> [Задание 1] Определите, согласуются ли с фрагментом источника ниже три утверждения: (a) спор о земле между боярами по Судебнику судят не далее чем за три года; (b) иск о земле великого князя к боярину или монастырю тоже ограничен тремя годами; (c) черные люди владели своими участками лишь пожизненно. Для каждого утверждения ответьте «да» или «нет» и дословно приведите решающие слова фрагмента.
> [Задание 2] Перечислите все виды земель великого князя, которые различает фрагмент источника ниже.

> [Фрагмент источника]
---+---
Исковая давность в делах вотчинных по Судебникам

О землях суд. И взыщет боярин на боярине или монастырь на монастыре, или боярской на монастыре, или монастырской на боярине, ино судити за 3 года, а далее трех годов не судити. А взыщет черной на черном, или помесчик на помесчике, за которым земли Великого Князя, или черной или селской на помесчике, или помесчик на черном и на селском, ино судити по томуж за 3 годы, а дале трех годов не судити. А взыщут на боярине или на монастыри Великого Князя земли, ино судити за 6 лет, а далее не судить. А которые земли за приставом в суде, и те земли досуживати.

Как в прежних постановлениях, так и здесь дело идет о давности иска о праве собственности на землю[114]. О каких бы то ни было условиях ее не упомянуто. Различие против прежнего закона Василия Дмитриевича состоит в краткости срока и в различии его, смотря по предмету спора. Различие сроков по различию предметов основано на казенном интересе, весьма сильно преобладавшем во всех учреждениях Московского государства. Различие делается между землей, состоявшей в частной собственности, и землей, состоявшей в собственности великого князя, т.е. казны. Общего выражения для частной собственности еще не существовало. Понятие о собственности поземельной развилось первоначально по отношению к земле князей, монастырей и бояр. Право собственности монастырей расширялось в право духовенства вообще, право бояр - в право служилых людей. Умножилось число лиц, состоящих в отношении собственности к земле, но отношение это само по себе осталось в прежнем объеме, поэтому не было повода изменить означение оного. Где нынче говорили бы о частных собственниках - Судебник говорит о боярах и монастырях, подразумевая всех частных лиц, могущих состоять в таких же отношениях к земле. Где ныне говорится о частной собственности - в Судебнике употребляется выражение боярская и монастырская земля. Двум этим видам частной собственности противополагается земля казенная, т.е. земля князя, называемая в удельных княжествах иногда княжщиной. Между землями великого князя различаются: поместья - земли, на которых сидели служилые люди, помещики, на правах пожизненных владельцев, впрочем, с некоторыми правами их наследников; земли черные, на которых жили черные люди, каждый на своем участке, пока платил оброк или подать, с правом передачи земли детям по наследству, другим по договору, его право, таким образом, не было срочное, а могло считаться вечным. Наконец, были еще земли дворцовые, которые состояли в непосредственном владении князя и которыми он управлял чрез приказчиков или дворцовых крестьян, плативших оброк.
---+---
> [Предоставленный материал]
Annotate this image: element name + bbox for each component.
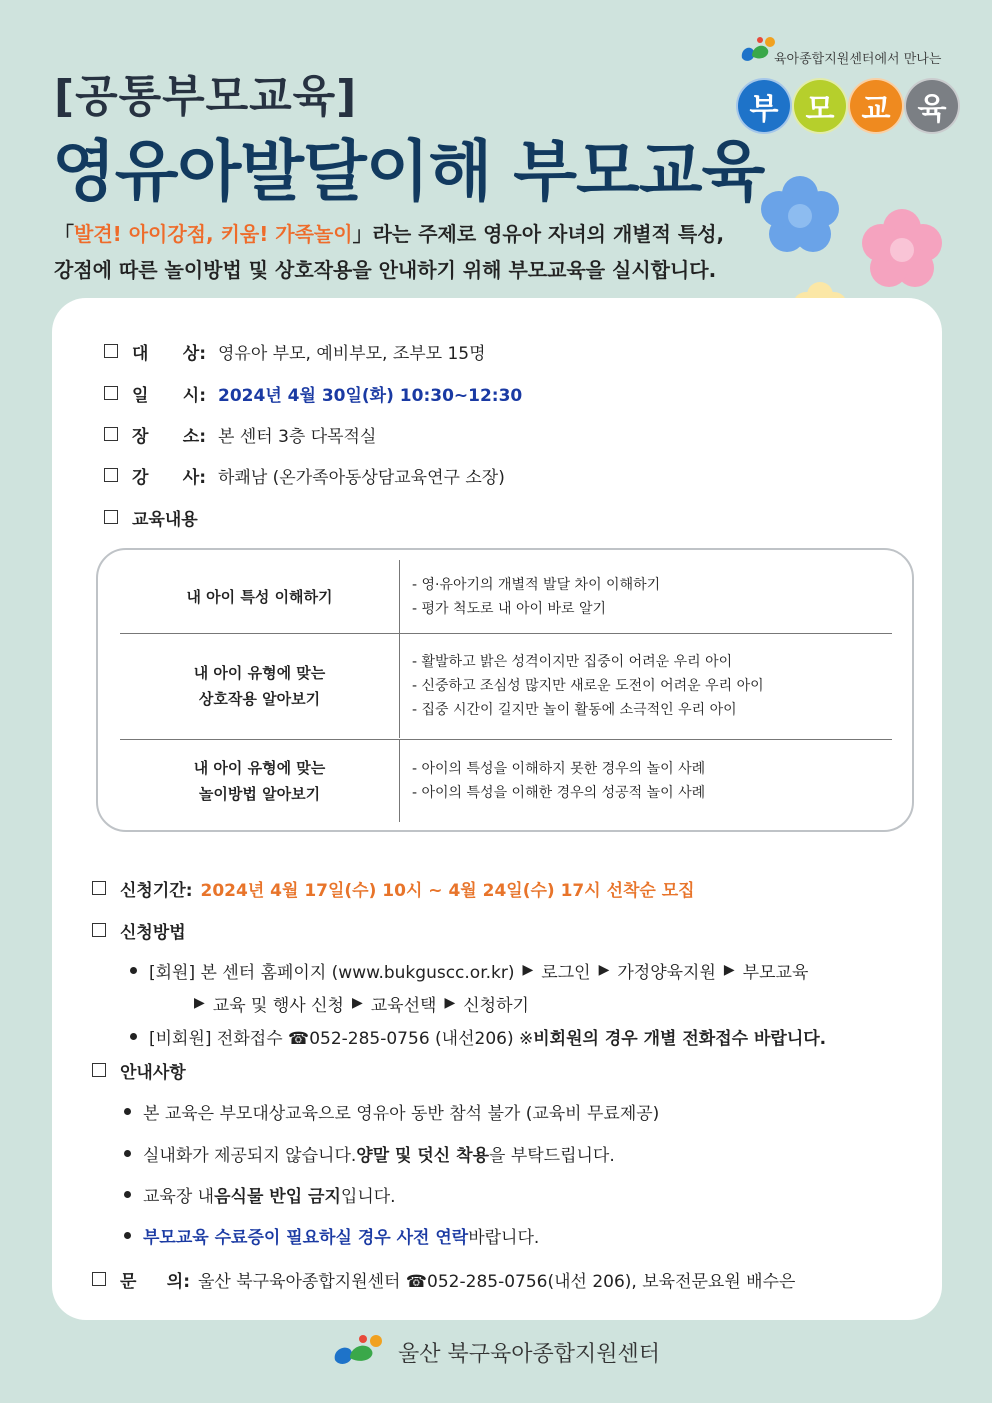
---+---
> [Ответ 1]
(a) Да: «ино судити за 3 года, а далее трех годов не судити».
(b) Нет: «ино судити за 6 лет, а далее не судить».
(c) Нет: «его право, таким образом, не было срочное, а могло считаться вечным».

> [Ответ 2] Поместья, земли черные, земли дворцовые.